Aim. Reproduce the lines of the records without changes, from the start of the records through the line that contains "- y-tick-label: 1: [168, 383, 174, 394]". Include that final line and give nothing else.

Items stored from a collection

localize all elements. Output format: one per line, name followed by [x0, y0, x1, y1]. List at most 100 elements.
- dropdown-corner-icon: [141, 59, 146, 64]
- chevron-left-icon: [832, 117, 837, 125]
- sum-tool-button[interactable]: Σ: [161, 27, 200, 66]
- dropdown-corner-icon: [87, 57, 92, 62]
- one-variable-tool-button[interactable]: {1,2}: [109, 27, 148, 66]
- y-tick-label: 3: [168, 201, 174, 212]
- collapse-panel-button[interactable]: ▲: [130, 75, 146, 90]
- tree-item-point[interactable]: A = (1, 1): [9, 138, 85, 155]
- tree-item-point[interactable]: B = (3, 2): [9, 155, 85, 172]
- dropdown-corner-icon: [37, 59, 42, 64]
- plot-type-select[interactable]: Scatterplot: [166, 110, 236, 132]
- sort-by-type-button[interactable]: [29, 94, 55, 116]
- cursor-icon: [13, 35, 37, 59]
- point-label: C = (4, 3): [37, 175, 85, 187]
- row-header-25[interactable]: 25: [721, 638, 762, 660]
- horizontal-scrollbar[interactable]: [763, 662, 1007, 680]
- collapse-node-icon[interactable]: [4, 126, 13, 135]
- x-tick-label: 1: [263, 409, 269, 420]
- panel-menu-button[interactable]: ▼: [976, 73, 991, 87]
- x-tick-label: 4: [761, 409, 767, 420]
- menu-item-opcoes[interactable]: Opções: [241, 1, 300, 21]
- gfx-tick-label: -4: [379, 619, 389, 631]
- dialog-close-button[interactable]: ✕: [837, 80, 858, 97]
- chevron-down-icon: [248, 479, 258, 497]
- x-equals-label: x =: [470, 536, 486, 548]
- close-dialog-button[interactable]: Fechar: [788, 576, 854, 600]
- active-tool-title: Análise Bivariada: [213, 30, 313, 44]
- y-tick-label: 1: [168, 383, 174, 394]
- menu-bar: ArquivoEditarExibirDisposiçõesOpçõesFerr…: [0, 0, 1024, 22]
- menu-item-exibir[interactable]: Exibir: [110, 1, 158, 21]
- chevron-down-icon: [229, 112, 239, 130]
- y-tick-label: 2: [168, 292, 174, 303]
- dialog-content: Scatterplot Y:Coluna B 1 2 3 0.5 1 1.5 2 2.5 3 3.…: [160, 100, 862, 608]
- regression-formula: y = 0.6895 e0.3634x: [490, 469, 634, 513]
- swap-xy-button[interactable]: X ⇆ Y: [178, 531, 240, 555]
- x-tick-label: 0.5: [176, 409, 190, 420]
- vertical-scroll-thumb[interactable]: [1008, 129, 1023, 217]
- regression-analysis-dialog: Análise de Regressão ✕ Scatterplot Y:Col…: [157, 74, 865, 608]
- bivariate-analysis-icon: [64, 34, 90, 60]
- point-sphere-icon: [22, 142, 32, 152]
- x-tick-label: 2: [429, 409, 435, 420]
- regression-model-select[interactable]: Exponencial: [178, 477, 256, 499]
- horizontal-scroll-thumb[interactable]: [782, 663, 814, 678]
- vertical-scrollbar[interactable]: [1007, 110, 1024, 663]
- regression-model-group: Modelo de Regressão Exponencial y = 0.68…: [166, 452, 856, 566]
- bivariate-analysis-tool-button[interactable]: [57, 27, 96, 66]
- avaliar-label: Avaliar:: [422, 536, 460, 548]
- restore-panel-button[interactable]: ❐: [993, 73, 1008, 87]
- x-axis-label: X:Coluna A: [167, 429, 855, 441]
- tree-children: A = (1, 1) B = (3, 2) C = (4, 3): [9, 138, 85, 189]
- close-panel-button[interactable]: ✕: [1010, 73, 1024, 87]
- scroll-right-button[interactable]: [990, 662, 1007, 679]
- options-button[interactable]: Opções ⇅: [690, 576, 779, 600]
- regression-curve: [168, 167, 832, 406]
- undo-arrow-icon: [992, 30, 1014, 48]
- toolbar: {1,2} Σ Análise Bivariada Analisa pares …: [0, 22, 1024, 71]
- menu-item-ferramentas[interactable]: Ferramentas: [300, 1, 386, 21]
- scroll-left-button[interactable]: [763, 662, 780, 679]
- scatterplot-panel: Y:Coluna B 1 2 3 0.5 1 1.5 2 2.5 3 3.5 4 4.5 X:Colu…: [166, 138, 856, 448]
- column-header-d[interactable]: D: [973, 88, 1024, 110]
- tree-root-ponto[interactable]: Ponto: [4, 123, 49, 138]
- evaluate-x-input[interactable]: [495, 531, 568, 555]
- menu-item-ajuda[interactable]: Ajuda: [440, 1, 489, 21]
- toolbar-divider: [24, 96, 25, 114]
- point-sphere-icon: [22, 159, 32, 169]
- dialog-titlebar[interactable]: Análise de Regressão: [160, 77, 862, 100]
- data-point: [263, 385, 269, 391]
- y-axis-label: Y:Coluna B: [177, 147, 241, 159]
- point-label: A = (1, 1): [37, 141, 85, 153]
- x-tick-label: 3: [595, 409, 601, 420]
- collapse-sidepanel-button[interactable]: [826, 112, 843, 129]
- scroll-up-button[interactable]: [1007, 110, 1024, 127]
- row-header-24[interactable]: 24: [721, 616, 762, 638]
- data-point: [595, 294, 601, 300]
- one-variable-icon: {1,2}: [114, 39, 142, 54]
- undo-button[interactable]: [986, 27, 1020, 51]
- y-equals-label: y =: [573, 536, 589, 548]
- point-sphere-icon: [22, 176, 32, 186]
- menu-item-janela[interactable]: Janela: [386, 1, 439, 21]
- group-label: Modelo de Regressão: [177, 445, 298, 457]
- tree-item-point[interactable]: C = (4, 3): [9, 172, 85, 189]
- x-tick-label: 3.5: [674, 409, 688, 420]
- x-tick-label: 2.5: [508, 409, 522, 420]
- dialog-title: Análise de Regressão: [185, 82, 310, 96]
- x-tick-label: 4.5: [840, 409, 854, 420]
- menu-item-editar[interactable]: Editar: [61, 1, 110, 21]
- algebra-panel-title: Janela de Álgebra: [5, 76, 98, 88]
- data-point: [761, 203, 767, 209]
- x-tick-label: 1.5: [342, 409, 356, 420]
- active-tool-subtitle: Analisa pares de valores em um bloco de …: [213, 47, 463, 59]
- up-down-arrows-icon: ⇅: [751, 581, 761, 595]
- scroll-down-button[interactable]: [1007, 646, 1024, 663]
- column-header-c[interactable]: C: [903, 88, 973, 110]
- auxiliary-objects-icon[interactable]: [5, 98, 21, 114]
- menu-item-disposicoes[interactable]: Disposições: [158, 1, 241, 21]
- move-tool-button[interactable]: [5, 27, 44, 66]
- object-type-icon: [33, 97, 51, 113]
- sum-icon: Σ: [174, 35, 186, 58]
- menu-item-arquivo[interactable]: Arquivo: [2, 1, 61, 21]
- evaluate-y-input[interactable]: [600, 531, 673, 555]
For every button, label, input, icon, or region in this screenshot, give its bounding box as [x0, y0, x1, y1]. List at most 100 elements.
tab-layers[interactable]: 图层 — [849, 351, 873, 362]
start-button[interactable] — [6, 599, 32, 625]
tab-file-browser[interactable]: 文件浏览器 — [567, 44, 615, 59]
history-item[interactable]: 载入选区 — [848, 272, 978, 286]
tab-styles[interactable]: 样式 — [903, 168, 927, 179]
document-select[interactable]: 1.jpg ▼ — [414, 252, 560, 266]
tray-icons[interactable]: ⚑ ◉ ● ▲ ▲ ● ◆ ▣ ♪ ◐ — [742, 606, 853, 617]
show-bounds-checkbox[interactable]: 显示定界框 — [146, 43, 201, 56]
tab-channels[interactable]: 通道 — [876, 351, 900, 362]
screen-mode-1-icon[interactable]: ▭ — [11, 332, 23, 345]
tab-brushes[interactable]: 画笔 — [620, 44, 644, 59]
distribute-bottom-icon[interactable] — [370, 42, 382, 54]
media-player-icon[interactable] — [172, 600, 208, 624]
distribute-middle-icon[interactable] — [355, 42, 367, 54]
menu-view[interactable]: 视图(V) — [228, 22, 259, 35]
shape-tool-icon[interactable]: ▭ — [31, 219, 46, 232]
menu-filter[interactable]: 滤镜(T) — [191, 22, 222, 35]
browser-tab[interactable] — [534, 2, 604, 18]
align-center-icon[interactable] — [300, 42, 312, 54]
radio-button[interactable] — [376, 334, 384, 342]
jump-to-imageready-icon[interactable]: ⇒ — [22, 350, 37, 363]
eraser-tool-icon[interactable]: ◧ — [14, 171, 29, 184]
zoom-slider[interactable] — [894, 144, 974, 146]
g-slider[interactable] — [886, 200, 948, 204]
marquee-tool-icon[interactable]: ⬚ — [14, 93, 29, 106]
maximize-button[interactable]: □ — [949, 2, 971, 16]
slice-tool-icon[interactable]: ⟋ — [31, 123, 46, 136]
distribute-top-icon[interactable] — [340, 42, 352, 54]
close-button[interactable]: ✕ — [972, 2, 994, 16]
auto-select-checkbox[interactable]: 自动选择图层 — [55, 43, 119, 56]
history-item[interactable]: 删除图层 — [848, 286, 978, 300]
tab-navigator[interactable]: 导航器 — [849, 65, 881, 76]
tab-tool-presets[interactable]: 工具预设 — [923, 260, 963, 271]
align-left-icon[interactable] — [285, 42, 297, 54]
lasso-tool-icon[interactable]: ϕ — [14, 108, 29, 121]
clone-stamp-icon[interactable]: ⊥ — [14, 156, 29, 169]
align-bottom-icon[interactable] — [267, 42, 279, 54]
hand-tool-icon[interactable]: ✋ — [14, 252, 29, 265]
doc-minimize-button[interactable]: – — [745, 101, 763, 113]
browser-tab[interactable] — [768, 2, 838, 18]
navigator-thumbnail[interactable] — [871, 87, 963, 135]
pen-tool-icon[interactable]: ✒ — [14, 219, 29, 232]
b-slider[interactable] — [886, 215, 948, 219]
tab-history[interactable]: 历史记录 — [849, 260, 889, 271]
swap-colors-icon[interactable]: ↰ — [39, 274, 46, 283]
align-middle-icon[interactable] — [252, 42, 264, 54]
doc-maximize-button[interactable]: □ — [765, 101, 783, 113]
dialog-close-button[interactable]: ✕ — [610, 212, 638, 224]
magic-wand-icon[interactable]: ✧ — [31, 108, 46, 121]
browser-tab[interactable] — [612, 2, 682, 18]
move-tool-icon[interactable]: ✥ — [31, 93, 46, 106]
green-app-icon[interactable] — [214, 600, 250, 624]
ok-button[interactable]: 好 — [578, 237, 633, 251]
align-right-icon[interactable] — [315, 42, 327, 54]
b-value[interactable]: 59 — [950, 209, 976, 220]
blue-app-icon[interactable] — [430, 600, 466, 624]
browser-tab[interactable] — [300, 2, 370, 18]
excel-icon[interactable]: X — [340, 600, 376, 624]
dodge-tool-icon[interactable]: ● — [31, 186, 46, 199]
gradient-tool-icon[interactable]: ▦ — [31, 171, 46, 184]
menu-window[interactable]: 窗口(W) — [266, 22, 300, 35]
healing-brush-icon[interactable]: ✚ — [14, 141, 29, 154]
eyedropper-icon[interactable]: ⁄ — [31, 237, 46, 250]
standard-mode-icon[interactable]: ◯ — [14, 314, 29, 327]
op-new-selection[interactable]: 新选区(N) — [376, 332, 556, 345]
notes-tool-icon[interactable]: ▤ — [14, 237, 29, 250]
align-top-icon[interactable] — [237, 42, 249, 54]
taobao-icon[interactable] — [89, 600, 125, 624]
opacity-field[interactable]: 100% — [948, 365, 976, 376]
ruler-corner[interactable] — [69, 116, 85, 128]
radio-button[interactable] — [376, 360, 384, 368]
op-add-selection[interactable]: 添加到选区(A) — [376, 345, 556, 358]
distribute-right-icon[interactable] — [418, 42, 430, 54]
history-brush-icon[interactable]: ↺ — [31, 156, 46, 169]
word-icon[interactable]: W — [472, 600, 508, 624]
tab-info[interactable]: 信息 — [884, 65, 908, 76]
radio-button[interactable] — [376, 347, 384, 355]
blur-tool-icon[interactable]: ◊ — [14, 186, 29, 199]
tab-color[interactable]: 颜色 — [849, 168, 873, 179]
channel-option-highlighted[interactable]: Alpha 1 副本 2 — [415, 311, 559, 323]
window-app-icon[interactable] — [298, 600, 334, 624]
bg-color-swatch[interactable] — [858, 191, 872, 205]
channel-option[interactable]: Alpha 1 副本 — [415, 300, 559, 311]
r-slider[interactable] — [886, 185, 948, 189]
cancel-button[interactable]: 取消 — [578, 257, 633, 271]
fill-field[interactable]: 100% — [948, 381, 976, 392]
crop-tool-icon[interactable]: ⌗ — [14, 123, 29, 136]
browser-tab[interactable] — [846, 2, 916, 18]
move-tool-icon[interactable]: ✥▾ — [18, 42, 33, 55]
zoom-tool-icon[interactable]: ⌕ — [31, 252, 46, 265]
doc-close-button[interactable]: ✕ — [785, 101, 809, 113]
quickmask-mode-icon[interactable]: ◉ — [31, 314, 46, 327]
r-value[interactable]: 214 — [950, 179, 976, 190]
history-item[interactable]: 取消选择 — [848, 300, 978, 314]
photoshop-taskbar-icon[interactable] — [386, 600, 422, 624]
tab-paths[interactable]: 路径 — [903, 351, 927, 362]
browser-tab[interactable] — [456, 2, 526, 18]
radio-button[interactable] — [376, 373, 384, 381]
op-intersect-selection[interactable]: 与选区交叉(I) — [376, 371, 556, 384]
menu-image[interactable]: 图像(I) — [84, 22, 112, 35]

Output for this exercise.
localize all elements. Output format: one per line, name followed by [x0, y0, x1, y1]. List at most 100 elements.
- dropdown-corner-icon: [141, 59, 146, 64]
- chevron-left-icon: [832, 117, 837, 125]
- sum-tool-button[interactable]: Σ: [161, 27, 200, 66]
- dropdown-corner-icon: [87, 57, 92, 62]
- one-variable-tool-button[interactable]: {1,2}: [109, 27, 148, 66]
- y-tick-label: 3: [168, 201, 174, 212]
- collapse-panel-button[interactable]: ▲: [130, 75, 146, 90]
- tree-item-point[interactable]: A = (1, 1): [9, 138, 85, 155]
- tree-item-point[interactable]: B = (3, 2): [9, 155, 85, 172]
- dropdown-corner-icon: [37, 59, 42, 64]
- plot-type-select[interactable]: Scatterplot: [166, 110, 236, 132]
- sort-by-type-button[interactable]: [29, 94, 55, 116]
- cursor-icon: [13, 35, 37, 59]
- point-label: C = (4, 3): [37, 175, 85, 187]
- row-header-25[interactable]: 25: [721, 638, 762, 660]
- horizontal-scrollbar[interactable]: [763, 662, 1007, 680]
- collapse-node-icon[interactable]: [4, 126, 13, 135]
- x-tick-label: 1: [263, 409, 269, 420]
- panel-menu-button[interactable]: ▼: [976, 73, 991, 87]
- x-tick-label: 4: [761, 409, 767, 420]
- menu-item-opcoes[interactable]: Opções: [241, 1, 300, 21]
- gfx-tick-label: -4: [379, 619, 389, 631]
- dialog-close-button[interactable]: ✕: [837, 80, 858, 97]
- chevron-down-icon: [248, 479, 258, 497]
- x-equals-label: x =: [470, 536, 486, 548]
- close-dialog-button[interactable]: Fechar: [788, 576, 854, 600]
- active-tool-title: Análise Bivariada: [213, 30, 313, 44]
- y-tick-label: 1: [168, 383, 174, 394]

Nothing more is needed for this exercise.